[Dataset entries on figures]

## start

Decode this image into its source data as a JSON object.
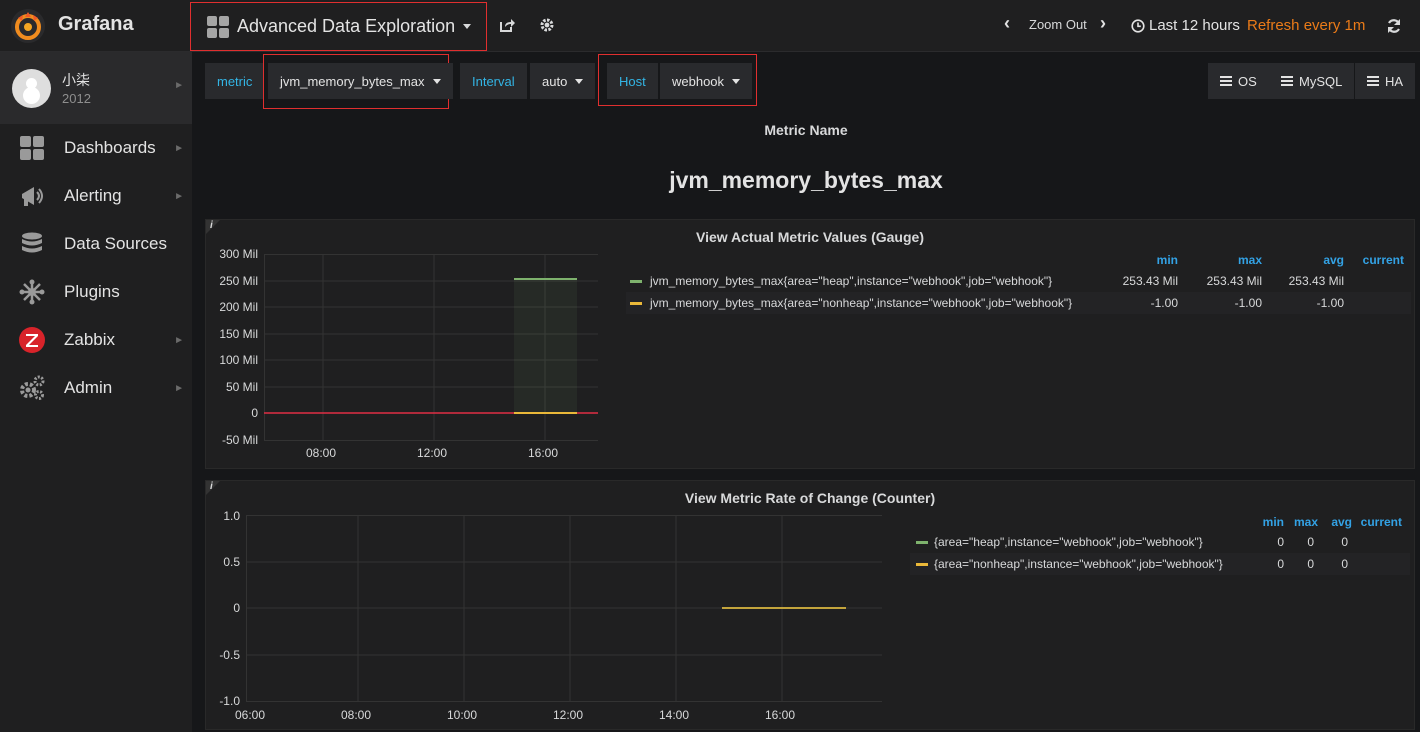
{
  "app": {
    "brand": "Grafana"
  },
  "header": {
    "dashboard_title": "Advanced Data Exploration",
    "zoom_out_label": "Zoom Out",
    "time_range": "Last 12 hours",
    "refresh_label": "Refresh every 1m"
  },
  "user": {
    "name": "小柒",
    "org": "2012"
  },
  "sidebar": {
    "items": [
      {
        "label": "Dashboards",
        "icon": "dashboards-icon",
        "has_arrow": true
      },
      {
        "label": "Alerting",
        "icon": "alerting-icon",
        "has_arrow": true
      },
      {
        "label": "Data Sources",
        "icon": "data-sources-icon",
        "has_arrow": false
      },
      {
        "label": "Plugins",
        "icon": "plugins-icon",
        "has_arrow": false
      },
      {
        "label": "Zabbix",
        "icon": "zabbix-icon",
        "has_arrow": true
      },
      {
        "label": "Admin",
        "icon": "admin-icon",
        "has_arrow": true
      }
    ]
  },
  "variables": {
    "metric_label": "metric",
    "metric_value": "jvm_memory_bytes_max",
    "interval_label": "Interval",
    "interval_value": "auto",
    "host_label": "Host",
    "host_value": "webhook"
  },
  "dashboard_links": [
    "OS",
    "MySQL",
    "HA"
  ],
  "metric_name_panel": {
    "label": "Metric Name",
    "value": "jvm_memory_bytes_max"
  },
  "colors": {
    "accent": "#33b5e5",
    "refresh": "#eb7b18",
    "series_green": "#7eb26d",
    "series_yellow": "#eab839",
    "threshold_red": "#e02f44",
    "highlight": "#e02f2f"
  },
  "panels": [
    {
      "title": "View Actual Metric Values (Gauge)",
      "legend": {
        "columns": [
          "min",
          "max",
          "avg",
          "current"
        ],
        "rows": [
          {
            "name": "jvm_memory_bytes_max{area=\"heap\",instance=\"webhook\",job=\"webhook\"}",
            "min": "253.43 Mil",
            "max": "253.43 Mil",
            "avg": "253.43 Mil",
            "current": ""
          },
          {
            "name": "jvm_memory_bytes_max{area=\"nonheap\",instance=\"webhook\",job=\"webhook\"}",
            "min": "-1.00",
            "max": "-1.00",
            "avg": "-1.00",
            "current": ""
          }
        ]
      },
      "y_ticks": [
        "300 Mil",
        "250 Mil",
        "200 Mil",
        "150 Mil",
        "100 Mil",
        "50 Mil",
        "0",
        "-50 Mil"
      ],
      "x_ticks": [
        "08:00",
        "12:00",
        "16:00"
      ]
    },
    {
      "title": "View Metric Rate of Change (Counter)",
      "legend": {
        "columns": [
          "min",
          "max",
          "avg",
          "current"
        ],
        "rows": [
          {
            "name": "{area=\"heap\",instance=\"webhook\",job=\"webhook\"}",
            "min": "0",
            "max": "0",
            "avg": "0",
            "current": ""
          },
          {
            "name": "{area=\"nonheap\",instance=\"webhook\",job=\"webhook\"}",
            "min": "0",
            "max": "0",
            "avg": "0",
            "current": ""
          }
        ]
      },
      "y_ticks": [
        "1.0",
        "0.5",
        "0",
        "-0.5",
        "-1.0"
      ],
      "x_ticks": [
        "06:00",
        "08:00",
        "10:00",
        "12:00",
        "14:00",
        "16:00"
      ]
    }
  ],
  "chart_data": [
    {
      "type": "line",
      "title": "View Actual Metric Values (Gauge)",
      "x_range": [
        "05:00",
        "17:45"
      ],
      "ylim": [
        -50000000,
        300000000
      ],
      "threshold": 0,
      "series": [
        {
          "name": "jvm_memory_bytes_max{area=\"heap\",instance=\"webhook\",job=\"webhook\"}",
          "x": [
            "14:55",
            "17:10"
          ],
          "values": [
            253430000,
            253430000
          ]
        },
        {
          "name": "jvm_memory_bytes_max{area=\"nonheap\",instance=\"webhook\",job=\"webhook\"}",
          "x": [
            "14:55",
            "17:10"
          ],
          "values": [
            -1,
            -1
          ]
        }
      ]
    },
    {
      "type": "line",
      "title": "View Metric Rate of Change (Counter)",
      "x_range": [
        "05:45",
        "17:55"
      ],
      "ylim": [
        -1.0,
        1.0
      ],
      "series": [
        {
          "name": "{area=\"heap\",instance=\"webhook\",job=\"webhook\"}",
          "x": [
            "14:50",
            "17:10"
          ],
          "values": [
            0,
            0
          ]
        },
        {
          "name": "{area=\"nonheap\",instance=\"webhook\",job=\"webhook\"}",
          "x": [
            "14:50",
            "17:10"
          ],
          "values": [
            0,
            0
          ]
        }
      ]
    }
  ]
}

## end

EXERCISE:
Print all of the entries word for word. Skip any images they contain.

RESPONSE TO THIS TASK:
Decode this image into its source data as a JSON object.
{
  "app": {
    "brand": "Grafana"
  },
  "header": {
    "dashboard_title": "Advanced Data Exploration",
    "zoom_out_label": "Zoom Out",
    "time_range": "Last 12 hours",
    "refresh_label": "Refresh every 1m"
  },
  "user": {
    "name": "小柒",
    "org": "2012"
  },
  "sidebar": {
    "items": [
      {
        "label": "Dashboards",
        "icon": "dashboards-icon",
        "has_arrow": true
      },
      {
        "label": "Alerting",
        "icon": "alerting-icon",
        "has_arrow": true
      },
      {
        "label": "Data Sources",
        "icon": "data-sources-icon",
        "has_arrow": false
      },
      {
        "label": "Plugins",
        "icon": "plugins-icon",
        "has_arrow": false
      },
      {
        "label": "Zabbix",
        "icon": "zabbix-icon",
        "has_arrow": true
      },
      {
        "label": "Admin",
        "icon": "admin-icon",
        "has_arrow": true
      }
    ]
  },
  "variables": {
    "metric_label": "metric",
    "metric_value": "jvm_memory_bytes_max",
    "interval_label": "Interval",
    "interval_value": "auto",
    "host_label": "Host",
    "host_value": "webhook"
  },
  "dashboard_links": [
    "OS",
    "MySQL",
    "HA"
  ],
  "metric_name_panel": {
    "label": "Metric Name",
    "value": "jvm_memory_bytes_max"
  },
  "colors": {
    "accent": "#33b5e5",
    "refresh": "#eb7b18",
    "series_green": "#7eb26d",
    "series_yellow": "#eab839",
    "threshold_red": "#e02f44",
    "highlight": "#e02f2f"
  },
  "panels": [
    {
      "title": "View Actual Metric Values (Gauge)",
      "legend": {
        "columns": [
          "min",
          "max",
          "avg",
          "current"
        ],
        "rows": [
          {
            "name": "jvm_memory_bytes_max{area=\"heap\",instance=\"webhook\",job=\"webhook\"}",
            "min": "253.43 Mil",
            "max": "253.43 Mil",
            "avg": "253.43 Mil",
            "current": ""
          },
          {
            "name": "jvm_memory_bytes_max{area=\"nonheap\",instance=\"webhook\",job=\"webhook\"}",
            "min": "-1.00",
            "max": "-1.00",
            "avg": "-1.00",
            "current": ""
          }
        ]
      },
      "y_ticks": [
        "300 Mil",
        "250 Mil",
        "200 Mil",
        "150 Mil",
        "100 Mil",
        "50 Mil",
        "0",
        "-50 Mil"
      ],
      "x_ticks": [
        "08:00",
        "12:00",
        "16:00"
      ]
    },
    {
      "title": "View Metric Rate of Change (Counter)",
      "legend": {
        "columns": [
          "min",
          "max",
          "avg",
          "current"
        ],
        "rows": [
          {
            "name": "{area=\"heap\",instance=\"webhook\",job=\"webhook\"}",
            "min": "0",
            "max": "0",
            "avg": "0",
            "current": ""
          },
          {
            "name": "{area=\"nonheap\",instance=\"webhook\",job=\"webhook\"}",
            "min": "0",
            "max": "0",
            "avg": "0",
            "current": ""
          }
        ]
      },
      "y_ticks": [
        "1.0",
        "0.5",
        "0",
        "-0.5",
        "-1.0"
      ],
      "x_ticks": [
        "06:00",
        "08:00",
        "10:00",
        "12:00",
        "14:00",
        "16:00"
      ]
    }
  ],
  "chart_data": [
    {
      "type": "line",
      "title": "View Actual Metric Values (Gauge)",
      "x_range": [
        "05:00",
        "17:45"
      ],
      "ylim": [
        -50000000,
        300000000
      ],
      "threshold": 0,
      "series": [
        {
          "name": "jvm_memory_bytes_max{area=\"heap\",instance=\"webhook\",job=\"webhook\"}",
          "x": [
            "14:55",
            "17:10"
          ],
          "values": [
            253430000,
            253430000
          ]
        },
        {
          "name": "jvm_memory_bytes_max{area=\"nonheap\",instance=\"webhook\",job=\"webhook\"}",
          "x": [
            "14:55",
            "17:10"
          ],
          "values": [
            -1,
            -1
          ]
        }
      ]
    },
    {
      "type": "line",
      "title": "View Metric Rate of Change (Counter)",
      "x_range": [
        "05:45",
        "17:55"
      ],
      "ylim": [
        -1.0,
        1.0
      ],
      "series": [
        {
          "name": "{area=\"heap\",instance=\"webhook\",job=\"webhook\"}",
          "x": [
            "14:50",
            "17:10"
          ],
          "values": [
            0,
            0
          ]
        },
        {
          "name": "{area=\"nonheap\",instance=\"webhook\",job=\"webhook\"}",
          "x": [
            "14:50",
            "17:10"
          ],
          "values": [
            0,
            0
          ]
        }
      ]
    }
  ]
}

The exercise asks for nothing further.